Actions to take ->
1. Locate each line in the rows below that contains the string "slider", and copy those lines.
2. Carry on the passage about the Calcutta High Court ruling under Sections 397 and 398 of the Companies Act, picking up after its final sentence.

17. The decision of Calcutta High Court in the case of Mahabir Prasad Jalan and Anr. v. Bajrang Prasad Jalan and Ors. reported in (1999) 2 Com. L.J. 71 (Cal.) 72 is also relied upon by the learned Counsel appearing on both sides. The facts in the said case were; "The two rival groups of the company were more or less equal in holding the shares of the company and were related to each other, "The trial court, having found that they could not carry on the business smoothly, directed the sale of shares of the appellants and their group who were holding majority shares in favour of respondents-1 to 3 therein who held minority shares. Aggrieved by the said order the appeal was filed before the Calcutta High Court". On these facts it was observed by the High Court as under:
The provisions of Sections 397 and 398 of the Companies Act, 1956, can be taken recourse to, inter alia, in a case where there has been a complete breakdown in the machinery so far as running of the affairs of the company is concerned, and in such a situation, the court can keeping in view the nature of business, the assets which include the shares of the company by way of investment or otherwise, in other company or the other companies being the shareholders of the company in question, can issue appropriate direction. The court in a given situation can also frame a scheme.
The Court, therefore, has to take into consideration the cumulative effect of the finding of the fact so as to arrive at a decision as to whether it is a mismanagement, simplicity or an oppression.

Material supplied ->

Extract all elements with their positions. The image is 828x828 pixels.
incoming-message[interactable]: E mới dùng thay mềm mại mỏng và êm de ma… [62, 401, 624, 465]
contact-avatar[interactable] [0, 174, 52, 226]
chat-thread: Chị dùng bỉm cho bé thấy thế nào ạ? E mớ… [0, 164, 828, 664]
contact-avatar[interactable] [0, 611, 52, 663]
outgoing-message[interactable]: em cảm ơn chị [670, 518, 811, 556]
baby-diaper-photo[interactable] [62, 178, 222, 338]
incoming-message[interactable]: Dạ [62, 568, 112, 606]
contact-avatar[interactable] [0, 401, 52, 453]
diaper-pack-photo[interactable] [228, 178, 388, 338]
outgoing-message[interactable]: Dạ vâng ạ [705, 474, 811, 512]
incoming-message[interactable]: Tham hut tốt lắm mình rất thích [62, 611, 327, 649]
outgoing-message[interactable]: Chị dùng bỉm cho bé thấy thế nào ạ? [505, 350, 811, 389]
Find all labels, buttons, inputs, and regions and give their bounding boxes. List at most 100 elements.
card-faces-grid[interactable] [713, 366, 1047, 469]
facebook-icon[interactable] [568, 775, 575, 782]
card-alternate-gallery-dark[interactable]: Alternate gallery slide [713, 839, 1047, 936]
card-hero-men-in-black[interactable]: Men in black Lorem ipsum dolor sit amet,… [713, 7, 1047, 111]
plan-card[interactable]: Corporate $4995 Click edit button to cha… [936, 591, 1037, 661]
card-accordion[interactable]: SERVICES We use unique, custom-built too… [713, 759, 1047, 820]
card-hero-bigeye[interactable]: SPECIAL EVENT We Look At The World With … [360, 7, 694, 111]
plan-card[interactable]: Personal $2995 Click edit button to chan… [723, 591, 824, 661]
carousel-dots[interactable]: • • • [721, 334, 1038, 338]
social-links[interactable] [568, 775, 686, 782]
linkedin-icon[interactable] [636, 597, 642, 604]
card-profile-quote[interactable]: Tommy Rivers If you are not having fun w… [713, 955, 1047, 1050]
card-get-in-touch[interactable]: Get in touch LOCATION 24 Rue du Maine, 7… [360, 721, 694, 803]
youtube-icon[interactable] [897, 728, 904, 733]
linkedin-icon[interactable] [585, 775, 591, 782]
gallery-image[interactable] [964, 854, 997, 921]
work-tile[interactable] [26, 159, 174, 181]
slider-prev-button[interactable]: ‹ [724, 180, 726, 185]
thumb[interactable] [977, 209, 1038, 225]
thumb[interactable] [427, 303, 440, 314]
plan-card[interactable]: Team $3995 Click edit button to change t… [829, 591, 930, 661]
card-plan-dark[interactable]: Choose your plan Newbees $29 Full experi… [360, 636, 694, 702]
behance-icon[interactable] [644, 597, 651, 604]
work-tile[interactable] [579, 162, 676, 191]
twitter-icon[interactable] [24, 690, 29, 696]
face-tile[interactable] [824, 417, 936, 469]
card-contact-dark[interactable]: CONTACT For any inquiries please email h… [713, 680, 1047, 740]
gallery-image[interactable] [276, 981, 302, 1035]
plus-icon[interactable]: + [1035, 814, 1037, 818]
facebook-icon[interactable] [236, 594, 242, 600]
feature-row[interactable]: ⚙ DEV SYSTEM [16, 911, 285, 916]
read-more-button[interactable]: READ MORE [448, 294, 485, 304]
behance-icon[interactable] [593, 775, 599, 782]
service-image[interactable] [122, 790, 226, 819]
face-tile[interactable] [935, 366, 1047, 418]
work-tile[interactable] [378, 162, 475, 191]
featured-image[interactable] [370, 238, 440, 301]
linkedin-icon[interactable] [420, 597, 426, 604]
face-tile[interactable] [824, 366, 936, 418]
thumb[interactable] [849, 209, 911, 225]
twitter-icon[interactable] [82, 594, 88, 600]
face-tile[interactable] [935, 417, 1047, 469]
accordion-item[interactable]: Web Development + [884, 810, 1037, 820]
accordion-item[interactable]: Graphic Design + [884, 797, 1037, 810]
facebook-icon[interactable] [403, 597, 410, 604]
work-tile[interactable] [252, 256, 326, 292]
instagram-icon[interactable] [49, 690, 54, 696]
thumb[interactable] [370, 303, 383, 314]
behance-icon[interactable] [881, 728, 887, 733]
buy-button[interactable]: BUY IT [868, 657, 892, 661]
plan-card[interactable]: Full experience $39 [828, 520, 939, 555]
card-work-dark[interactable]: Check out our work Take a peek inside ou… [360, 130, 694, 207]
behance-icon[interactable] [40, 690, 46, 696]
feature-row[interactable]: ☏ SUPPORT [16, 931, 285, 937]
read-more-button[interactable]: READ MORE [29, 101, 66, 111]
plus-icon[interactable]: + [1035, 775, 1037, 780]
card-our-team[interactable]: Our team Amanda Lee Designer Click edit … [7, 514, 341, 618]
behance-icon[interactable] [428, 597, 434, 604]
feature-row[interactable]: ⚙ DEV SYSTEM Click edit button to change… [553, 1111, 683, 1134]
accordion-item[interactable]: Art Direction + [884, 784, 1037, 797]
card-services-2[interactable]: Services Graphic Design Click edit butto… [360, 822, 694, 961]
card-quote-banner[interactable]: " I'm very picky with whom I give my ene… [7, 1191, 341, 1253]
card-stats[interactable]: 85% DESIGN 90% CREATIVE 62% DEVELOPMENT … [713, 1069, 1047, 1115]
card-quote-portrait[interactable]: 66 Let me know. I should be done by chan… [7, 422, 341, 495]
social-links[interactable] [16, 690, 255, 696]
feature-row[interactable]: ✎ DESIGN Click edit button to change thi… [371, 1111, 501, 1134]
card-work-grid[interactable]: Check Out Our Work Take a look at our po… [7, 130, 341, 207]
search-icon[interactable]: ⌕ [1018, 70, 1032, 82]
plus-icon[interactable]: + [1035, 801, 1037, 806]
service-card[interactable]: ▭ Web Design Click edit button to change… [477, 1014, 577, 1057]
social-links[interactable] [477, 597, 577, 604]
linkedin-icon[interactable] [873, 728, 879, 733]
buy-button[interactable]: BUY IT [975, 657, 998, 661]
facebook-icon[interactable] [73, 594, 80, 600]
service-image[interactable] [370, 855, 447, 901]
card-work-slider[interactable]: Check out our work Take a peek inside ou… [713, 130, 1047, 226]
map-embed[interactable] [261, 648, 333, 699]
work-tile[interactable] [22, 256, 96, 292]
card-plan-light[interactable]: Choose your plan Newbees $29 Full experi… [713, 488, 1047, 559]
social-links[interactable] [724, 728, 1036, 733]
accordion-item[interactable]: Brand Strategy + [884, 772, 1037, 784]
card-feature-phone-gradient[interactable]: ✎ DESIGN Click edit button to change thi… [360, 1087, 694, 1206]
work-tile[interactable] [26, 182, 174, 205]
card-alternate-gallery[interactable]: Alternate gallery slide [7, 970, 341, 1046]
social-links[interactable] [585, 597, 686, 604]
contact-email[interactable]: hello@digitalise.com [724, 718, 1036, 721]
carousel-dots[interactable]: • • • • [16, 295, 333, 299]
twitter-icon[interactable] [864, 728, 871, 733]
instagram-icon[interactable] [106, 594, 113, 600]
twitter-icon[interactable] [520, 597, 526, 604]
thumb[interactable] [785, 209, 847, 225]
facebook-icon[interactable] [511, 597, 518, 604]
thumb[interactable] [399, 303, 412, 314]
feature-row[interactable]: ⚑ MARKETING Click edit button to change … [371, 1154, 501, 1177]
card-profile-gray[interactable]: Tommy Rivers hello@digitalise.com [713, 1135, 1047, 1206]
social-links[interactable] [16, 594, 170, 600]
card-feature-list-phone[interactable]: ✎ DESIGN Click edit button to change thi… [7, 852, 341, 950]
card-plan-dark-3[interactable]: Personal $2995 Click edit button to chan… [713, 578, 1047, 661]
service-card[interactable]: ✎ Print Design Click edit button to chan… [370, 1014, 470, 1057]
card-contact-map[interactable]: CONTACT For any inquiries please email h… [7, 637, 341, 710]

Exercise responses ->
1.
slider-prev-button[interactable]: ‹ [724, 180, 726, 185]
card-work-slider[interactable]: Check out our work Take a peek inside ou… [713, 130, 1047, 226]

2.
It may be true that the court has an unfettered discretion in view of Clause (b) of Section 402 of the Companies Act. The Court in proceedings under Section 397/398 of the Companies Act may in a given situation apart from the direction of sale of the shares in favour of the majority shareholders pass on order which sub-serves the public interest or the interest of the parties concerned.
It is true that the discretion exercised by the trial court is not normally interfered with, but if a discretion has been exercised on the basis of wrong legal principles or by not following the precedents, the appeal court can interfere with the discretion so exercised by the trial court. In this case, the trial court, while issuing the impugned directions, did not at all take into consideration that, in all other cases, minority shareholders had been directed to sell their shares in favour of the majority shareholders. An exceptional case ought to have been made out for granting the extended relief in favour of respondent Nos. 1 to 3.
On the facts, the impugned order was modified, that is to say, it was ordered that instead and in place of the appellants selling their shares in favour of respondent Nos. 1 to 3 and their group, respondent Nos. 1 to 3 and their group shall sell their shares to the appellants and their group on the same terms and conditions and upon determining the market value in the manner laid down by the trial court The submission of Sri Naganand the learned Sr. Counsel for the appellants, made on the basis of those observation of Calcutta High Court that the CLB exercised its discretion in issuing the impugned direction on the basis of wrong principles of law and also without following the precedents and therefore the said direction is to be set aside and respondents' group be directed to sell their shares to appellants' group cannot be accepted.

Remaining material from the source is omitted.